((

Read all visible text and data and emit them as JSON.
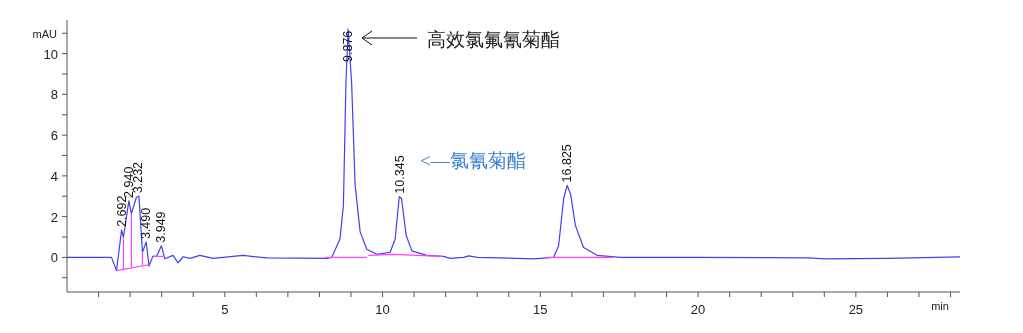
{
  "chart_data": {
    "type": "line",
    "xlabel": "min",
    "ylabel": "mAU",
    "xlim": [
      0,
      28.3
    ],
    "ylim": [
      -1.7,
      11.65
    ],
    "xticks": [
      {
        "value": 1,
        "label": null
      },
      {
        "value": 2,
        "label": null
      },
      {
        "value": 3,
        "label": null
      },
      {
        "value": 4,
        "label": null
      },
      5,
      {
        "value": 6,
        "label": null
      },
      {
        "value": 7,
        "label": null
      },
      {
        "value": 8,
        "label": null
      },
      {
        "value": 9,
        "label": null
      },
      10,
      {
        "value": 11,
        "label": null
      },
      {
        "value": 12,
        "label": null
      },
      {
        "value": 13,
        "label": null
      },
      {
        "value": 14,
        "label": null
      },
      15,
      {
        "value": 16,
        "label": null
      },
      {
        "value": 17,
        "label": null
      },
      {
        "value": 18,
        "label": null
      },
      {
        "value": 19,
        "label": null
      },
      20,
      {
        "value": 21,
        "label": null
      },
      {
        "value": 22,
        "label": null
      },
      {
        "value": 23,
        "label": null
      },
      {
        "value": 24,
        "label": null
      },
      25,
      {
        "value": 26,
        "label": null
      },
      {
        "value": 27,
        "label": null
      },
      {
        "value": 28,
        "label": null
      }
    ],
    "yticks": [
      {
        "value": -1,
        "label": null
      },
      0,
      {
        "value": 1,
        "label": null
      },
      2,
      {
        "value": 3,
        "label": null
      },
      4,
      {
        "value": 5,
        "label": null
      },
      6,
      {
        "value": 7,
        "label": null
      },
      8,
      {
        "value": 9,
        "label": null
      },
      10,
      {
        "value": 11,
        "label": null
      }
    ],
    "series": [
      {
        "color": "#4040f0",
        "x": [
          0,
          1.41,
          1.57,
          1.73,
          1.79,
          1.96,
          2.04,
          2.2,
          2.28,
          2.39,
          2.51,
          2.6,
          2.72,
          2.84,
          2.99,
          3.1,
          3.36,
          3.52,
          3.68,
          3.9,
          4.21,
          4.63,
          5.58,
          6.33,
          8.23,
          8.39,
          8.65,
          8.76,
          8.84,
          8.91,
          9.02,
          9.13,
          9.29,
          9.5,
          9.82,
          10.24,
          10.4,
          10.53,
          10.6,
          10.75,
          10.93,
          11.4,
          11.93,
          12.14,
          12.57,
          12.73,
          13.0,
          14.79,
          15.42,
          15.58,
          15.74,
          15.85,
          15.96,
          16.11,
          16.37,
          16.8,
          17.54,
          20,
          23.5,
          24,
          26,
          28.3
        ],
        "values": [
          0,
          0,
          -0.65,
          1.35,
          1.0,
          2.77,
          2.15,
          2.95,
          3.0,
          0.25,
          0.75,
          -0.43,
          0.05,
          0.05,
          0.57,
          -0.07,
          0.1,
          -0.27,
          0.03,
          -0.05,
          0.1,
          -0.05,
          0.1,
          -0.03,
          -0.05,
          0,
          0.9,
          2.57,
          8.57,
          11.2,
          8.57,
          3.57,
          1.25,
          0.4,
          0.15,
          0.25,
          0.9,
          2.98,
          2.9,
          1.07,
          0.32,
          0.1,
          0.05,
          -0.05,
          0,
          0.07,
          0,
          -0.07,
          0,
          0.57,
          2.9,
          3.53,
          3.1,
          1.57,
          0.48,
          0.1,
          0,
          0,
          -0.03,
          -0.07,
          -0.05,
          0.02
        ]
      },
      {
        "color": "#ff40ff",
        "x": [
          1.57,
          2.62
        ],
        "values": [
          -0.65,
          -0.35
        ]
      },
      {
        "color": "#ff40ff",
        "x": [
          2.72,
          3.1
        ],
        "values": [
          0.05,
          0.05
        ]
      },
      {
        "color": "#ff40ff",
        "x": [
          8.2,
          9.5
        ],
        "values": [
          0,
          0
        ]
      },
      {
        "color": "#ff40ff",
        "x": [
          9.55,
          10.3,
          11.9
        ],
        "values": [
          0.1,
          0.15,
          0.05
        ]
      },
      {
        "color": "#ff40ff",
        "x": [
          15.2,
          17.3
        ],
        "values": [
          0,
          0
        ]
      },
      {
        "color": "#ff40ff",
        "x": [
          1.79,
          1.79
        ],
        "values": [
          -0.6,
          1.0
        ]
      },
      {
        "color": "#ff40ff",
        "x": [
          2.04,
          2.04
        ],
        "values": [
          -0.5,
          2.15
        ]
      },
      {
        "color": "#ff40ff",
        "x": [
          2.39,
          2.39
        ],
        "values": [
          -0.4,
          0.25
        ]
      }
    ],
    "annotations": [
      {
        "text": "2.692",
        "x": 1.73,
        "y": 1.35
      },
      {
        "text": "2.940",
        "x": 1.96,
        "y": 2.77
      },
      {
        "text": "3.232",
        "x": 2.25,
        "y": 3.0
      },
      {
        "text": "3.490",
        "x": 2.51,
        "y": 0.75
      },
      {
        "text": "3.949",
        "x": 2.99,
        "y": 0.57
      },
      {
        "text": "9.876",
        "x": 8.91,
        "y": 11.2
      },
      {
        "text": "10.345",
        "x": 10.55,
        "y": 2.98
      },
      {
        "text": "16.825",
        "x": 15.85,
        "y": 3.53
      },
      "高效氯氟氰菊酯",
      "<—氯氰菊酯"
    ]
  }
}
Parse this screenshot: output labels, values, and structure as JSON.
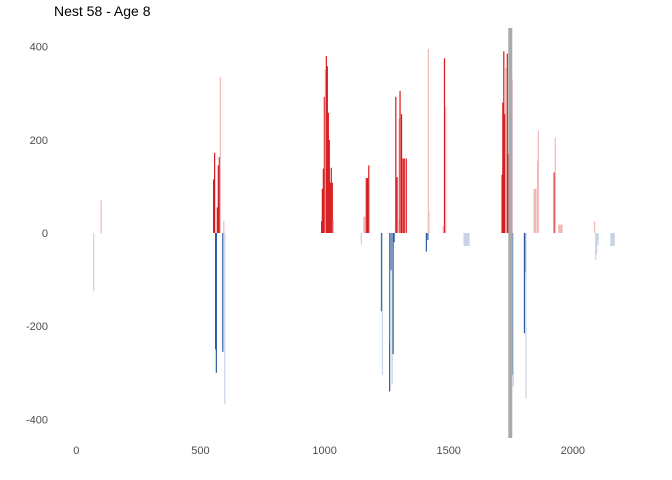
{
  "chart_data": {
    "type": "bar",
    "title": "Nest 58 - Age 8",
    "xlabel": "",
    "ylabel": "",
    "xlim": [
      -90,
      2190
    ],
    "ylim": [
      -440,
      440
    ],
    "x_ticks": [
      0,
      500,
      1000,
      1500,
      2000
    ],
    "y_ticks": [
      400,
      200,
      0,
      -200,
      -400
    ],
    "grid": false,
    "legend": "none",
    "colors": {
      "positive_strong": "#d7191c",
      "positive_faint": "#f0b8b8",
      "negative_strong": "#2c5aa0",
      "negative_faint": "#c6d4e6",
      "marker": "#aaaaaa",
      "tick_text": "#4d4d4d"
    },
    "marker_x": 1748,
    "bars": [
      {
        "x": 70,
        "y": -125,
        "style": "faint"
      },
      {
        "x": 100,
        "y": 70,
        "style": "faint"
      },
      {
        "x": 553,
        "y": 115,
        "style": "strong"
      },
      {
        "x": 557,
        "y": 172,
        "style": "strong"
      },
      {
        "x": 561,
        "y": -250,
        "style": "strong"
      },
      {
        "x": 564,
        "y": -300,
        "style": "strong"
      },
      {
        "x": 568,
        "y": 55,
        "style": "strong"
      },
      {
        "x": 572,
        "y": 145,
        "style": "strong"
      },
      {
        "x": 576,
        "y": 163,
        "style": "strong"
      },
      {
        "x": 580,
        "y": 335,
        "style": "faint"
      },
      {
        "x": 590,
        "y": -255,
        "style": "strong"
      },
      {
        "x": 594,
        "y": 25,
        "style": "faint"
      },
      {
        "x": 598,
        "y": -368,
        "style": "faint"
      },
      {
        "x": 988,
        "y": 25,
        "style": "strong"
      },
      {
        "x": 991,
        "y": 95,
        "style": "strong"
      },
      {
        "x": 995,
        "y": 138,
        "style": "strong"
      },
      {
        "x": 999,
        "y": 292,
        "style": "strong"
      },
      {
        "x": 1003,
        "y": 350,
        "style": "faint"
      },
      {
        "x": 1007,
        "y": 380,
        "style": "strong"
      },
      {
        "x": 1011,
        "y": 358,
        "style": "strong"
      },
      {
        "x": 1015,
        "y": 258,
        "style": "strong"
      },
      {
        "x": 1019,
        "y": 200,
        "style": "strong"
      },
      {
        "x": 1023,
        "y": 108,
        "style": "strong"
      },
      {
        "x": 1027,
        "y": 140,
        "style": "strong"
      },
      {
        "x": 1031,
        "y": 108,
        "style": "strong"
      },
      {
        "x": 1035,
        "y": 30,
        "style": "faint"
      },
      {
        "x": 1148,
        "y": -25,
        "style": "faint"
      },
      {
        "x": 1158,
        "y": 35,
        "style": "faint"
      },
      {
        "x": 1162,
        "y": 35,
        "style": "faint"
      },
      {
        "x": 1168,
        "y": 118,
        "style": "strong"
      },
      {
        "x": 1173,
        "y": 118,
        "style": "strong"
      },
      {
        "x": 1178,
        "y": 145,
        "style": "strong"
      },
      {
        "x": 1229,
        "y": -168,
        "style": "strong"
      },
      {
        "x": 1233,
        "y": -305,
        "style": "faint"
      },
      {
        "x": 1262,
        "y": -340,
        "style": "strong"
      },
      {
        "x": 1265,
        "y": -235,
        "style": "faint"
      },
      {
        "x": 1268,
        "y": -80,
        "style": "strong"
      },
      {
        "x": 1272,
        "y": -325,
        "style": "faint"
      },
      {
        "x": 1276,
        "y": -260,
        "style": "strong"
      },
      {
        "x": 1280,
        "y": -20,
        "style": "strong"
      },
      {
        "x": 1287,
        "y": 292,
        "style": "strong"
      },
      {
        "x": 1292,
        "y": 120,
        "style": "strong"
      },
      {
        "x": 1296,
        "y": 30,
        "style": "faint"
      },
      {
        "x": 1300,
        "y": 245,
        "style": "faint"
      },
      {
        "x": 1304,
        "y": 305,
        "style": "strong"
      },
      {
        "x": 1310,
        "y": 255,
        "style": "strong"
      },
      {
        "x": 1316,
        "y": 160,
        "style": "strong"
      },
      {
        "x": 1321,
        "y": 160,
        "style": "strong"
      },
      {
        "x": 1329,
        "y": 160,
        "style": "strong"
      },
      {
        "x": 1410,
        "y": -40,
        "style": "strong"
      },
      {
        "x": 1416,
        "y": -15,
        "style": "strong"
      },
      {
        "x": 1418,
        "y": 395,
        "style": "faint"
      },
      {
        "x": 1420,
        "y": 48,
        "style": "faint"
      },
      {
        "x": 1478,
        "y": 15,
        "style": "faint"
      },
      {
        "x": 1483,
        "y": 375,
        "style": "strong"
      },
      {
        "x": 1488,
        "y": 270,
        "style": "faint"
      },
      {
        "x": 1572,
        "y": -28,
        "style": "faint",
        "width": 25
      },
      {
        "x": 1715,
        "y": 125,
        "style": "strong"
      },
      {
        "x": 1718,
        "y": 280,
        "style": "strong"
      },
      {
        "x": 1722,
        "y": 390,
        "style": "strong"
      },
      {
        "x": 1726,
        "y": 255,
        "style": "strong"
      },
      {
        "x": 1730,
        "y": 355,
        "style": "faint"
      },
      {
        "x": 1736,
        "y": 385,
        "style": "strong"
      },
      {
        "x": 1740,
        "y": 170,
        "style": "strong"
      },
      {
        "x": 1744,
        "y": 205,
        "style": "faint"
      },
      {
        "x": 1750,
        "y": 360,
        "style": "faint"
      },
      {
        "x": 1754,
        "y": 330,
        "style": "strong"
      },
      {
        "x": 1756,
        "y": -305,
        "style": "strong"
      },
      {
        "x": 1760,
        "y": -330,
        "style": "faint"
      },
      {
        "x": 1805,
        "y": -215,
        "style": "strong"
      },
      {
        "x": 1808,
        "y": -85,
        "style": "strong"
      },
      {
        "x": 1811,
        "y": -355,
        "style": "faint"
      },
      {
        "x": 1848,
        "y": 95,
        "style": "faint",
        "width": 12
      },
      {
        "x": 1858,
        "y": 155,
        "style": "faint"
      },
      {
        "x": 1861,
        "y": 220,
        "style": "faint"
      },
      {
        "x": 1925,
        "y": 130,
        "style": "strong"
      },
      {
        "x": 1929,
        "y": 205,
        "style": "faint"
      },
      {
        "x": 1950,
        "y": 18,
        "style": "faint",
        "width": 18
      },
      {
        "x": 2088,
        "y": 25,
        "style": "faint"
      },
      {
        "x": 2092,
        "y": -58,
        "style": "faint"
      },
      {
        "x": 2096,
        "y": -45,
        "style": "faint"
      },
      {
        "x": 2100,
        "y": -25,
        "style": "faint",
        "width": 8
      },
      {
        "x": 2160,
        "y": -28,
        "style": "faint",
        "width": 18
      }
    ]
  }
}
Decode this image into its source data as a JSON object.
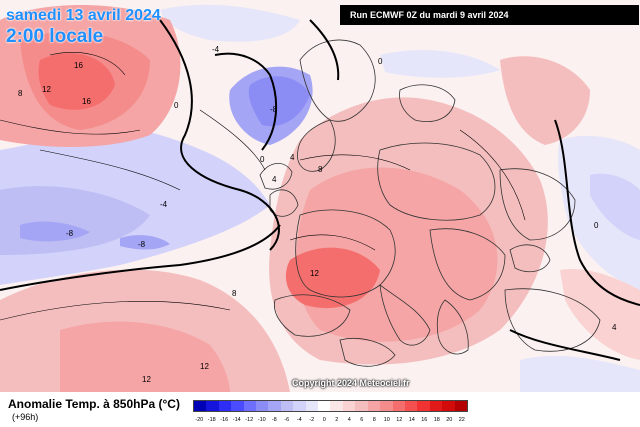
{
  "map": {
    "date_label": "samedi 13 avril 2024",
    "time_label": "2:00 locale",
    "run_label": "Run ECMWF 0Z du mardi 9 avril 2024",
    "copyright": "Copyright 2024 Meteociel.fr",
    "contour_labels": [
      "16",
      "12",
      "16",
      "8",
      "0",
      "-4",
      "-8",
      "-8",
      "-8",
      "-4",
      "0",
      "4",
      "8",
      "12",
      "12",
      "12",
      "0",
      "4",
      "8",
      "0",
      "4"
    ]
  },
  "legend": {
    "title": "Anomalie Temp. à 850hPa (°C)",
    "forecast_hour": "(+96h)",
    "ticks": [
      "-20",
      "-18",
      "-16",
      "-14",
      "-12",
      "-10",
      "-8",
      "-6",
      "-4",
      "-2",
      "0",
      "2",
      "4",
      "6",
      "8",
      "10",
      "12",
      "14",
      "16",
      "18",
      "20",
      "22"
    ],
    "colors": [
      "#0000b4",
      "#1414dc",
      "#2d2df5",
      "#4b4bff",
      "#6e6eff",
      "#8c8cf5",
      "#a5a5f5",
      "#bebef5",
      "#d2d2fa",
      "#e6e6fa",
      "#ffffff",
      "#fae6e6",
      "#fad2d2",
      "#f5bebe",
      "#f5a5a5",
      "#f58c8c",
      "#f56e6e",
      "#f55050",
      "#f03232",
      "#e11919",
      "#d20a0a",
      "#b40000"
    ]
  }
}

))

WHAT NEEDS TO BE DONE:
Show every line of the listing in which the string "title" can be found.

EXERCISE OUTPUT:
    "title": "Nest 58 - Age 8",
    "title": "Anomalie Temp. à 850hPa (°C)",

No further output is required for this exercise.